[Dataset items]
________________
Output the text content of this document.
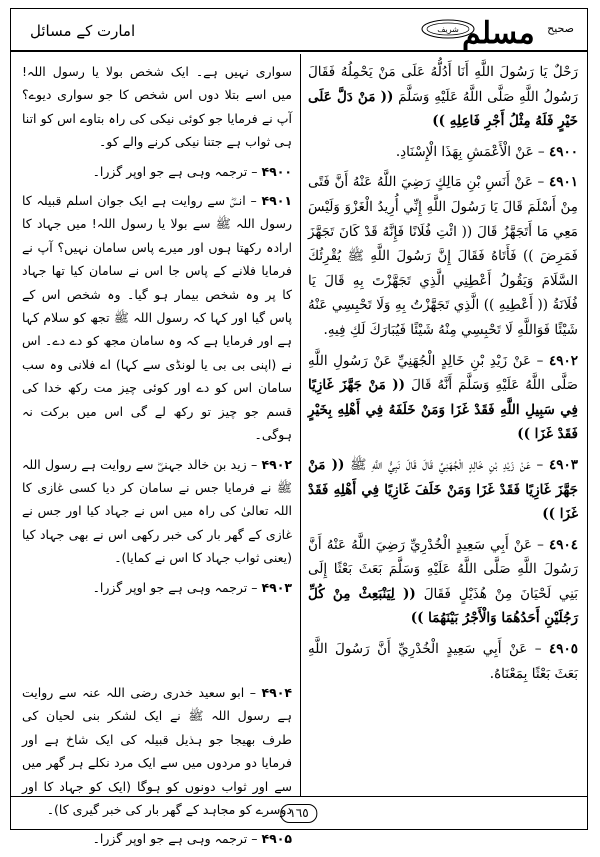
$^{صحیح}$ مسلم
شریف
امارت کے مسائل

رَحْلٌ يَا رَسُولَ اللَّهِ أَنَا أَدُلُّهُ عَلَى مَنْ يَحْمِلُهُ فَقَالَ رَسُولُ اللَّهِ صَلَّى اللَّهُ عَلَيْهِ وَسَلَّمَ (( مَنْ دَلَّ عَلَى خَيْرٍ فَلَهُ مِثْلُ أَجْرِ فَاعِلِهِ ))

٤٩٠٠ – عَنْ الْأَعْمَشِ بِهَذَا الْإِسْنَادِ.

٤٩٠١ – عَنْ أَنَسِ بْنِ مَالِكٍ رَضِيَ اللَّهُ عَنْهُ أَنَّ فَتًى مِنْ أَسْلَمَ قَالَ يَا رَسُولَ اللَّهِ إِنِّي أُرِيدُ الْغَزْوَ وَلَيْسَ مَعِي مَا أَتَجَهَّزُ قَالَ (( ائْتِ فُلَانًا فَإِنَّهُ قَدْ كَانَ تَجَهَّزَ فَمَرِضَ )) فَأَتَاهُ فَقَالَ إِنَّ رَسُولَ اللَّهِ ﷺ يُقْرِئُكَ السَّلَامَ وَيَقُولُ أَعْطِنِي الَّذِي تَجَهَّزْتَ بِهِ قَالَ يَا فُلَانَةُ (( أَعْطِيهِ )) الَّذِي تَجَهَّزْتُ بِهِ وَلَا تَحْبِسِي عَنْهُ شَيْئًا فَوَاللَّهِ لَا تَحْبِسِي مِنْهُ شَيْئًا فَيُبَارَكَ لَكِ فِيهِ.

٤٩٠٢ – عَنْ زَيْدِ بْنِ خَالِدٍ الْجُهَنِيِّ عَنْ رَسُولِ اللَّهِ صَلَّى اللَّهُ عَلَيْهِ وَسَلَّمَ أَنَّهُ قَالَ (( مَنْ جَهَّزَ غَازِيًا فِي سَبِيلِ اللَّهِ فَقَدْ غَزَا وَمَنْ خَلَفَهُ فِي أَهْلِهِ بِخَيْرٍ فَقَدْ غَزَا ))

٤٩٠٣ – عَنْ زَيْدِ بْنِ خَالِدٍ الْجُهَنِيِّ قَالَ قَالَ نَبِيُّ اللَّهِ ﷺ (( مَنْ جَهَّزَ غَازِيًا فَقَدْ غَزَا وَمَنْ خَلَفَ غَازِيًا فِي أَهْلِهِ فَقَدْ غَزَا ))

٤٩٠٤ – عَنْ أَبِي سَعِيدٍ الْخُدْرِيِّ رَضِيَ اللَّهُ عَنْهُ أَنَّ رَسُولَ اللَّهِ صَلَّى اللَّهُ عَلَيْهِ وَسَلَّمَ بَعَثَ بَعْثًا إِلَى بَنِي لَحْيَانَ مِنْ هُذَيْلٍ فَقَالَ (( لِيَنْبَعِثْ مِنْ كُلِّ رَجُلَيْنِ أَحَدُهُمَا وَالْأَجْرُ بَيْنَهُمَا ))

٤٩٠٥ – عَنْ أَبِي سَعِيدٍ الْخُدْرِيِّ أَنَّ رَسُولَ اللَّهِ بَعَثَ بَعْثًا بِمَعْنَاهُ.

سواری نہیں ہے۔ ایک شخص بولا یا رسول اللہ! میں اسے بتلا دوں اس شخص کا جو سواری دیوے؟ آپ نے فرمایا جو کوئی نیکی کی راہ بتاوے اس کو اتنا ہی ثواب ہے جتنا نیکی کرنے والے کو۔

۴۹۰۰ – ترجمہ وہی ہے جو اوپر گزرا۔

۴۹۰۱ – انسؓ سے روایت ہے ایک جوان اسلم قبیلہ کا رسول اللہ ﷺ سے بولا یا رسول اللہ! میں جہاد کا ارادہ رکھتا ہوں اور میرے پاس سامان نہیں؟ آپ نے فرمایا فلانے کے پاس جا اس نے سامان کیا تھا جہاد کا پر وہ شخص بیمار ہو گیا۔ وہ شخص اس کے پاس گیا اور کہا کہ رسول اللہ ﷺ تجھ کو سلام کہا ہے اور فرمایا ہے کہ وہ سامان مجھ کو دے دے۔ اس نے (اپنی بی بی یا لونڈی سے کہا) اے فلانی وہ سب سامان اس کو دے اور کوئی چیز مت رکھ خدا کی قسم جو چیز تو رکھ لے گی اس میں برکت نہ ہوگی۔

۴۹۰۲ – زید بن خالد جہنیؓ سے روایت ہے رسول اللہ ﷺ نے فرمایا جس نے سامان کر دیا کسی غازی کا اللہ تعالیٰ کی راہ میں اس نے جہاد کیا اور جس نے غازی کے گھر بار کی خبر رکھی اس نے بھی جہاد کیا (یعنی ثواب جہاد کا اس نے کمایا)۔

۴۹۰۳ – ترجمہ وہی ہے جو اوپر گزرا۔

۴۹۰۴ – ابو سعید خدری رضی اللہ عنہ سے روایت ہے رسول اللہ ﷺ نے ایک لشکر بنی لحیان کی طرف بھیجا جو ہذیل قبیلہ کی ایک شاخ ہے اور فرمایا دو مردوں میں سے ایک مرد نکلے ہر گھر میں سے اور ثواب دونوں کو ہوگا (ایک کو جہاد کا اور دوسرے کو مجاہد کے گھر بار کی خبر گیری کا)۔

۴۹۰۵ – ترجمہ وہی ہے جو اوپر گزرا۔

١٦٥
________________
» GIVEN TASK
How many lines in the records above contain the word "گزرا"? Reply with the number alone.

» IN RESPONSE
3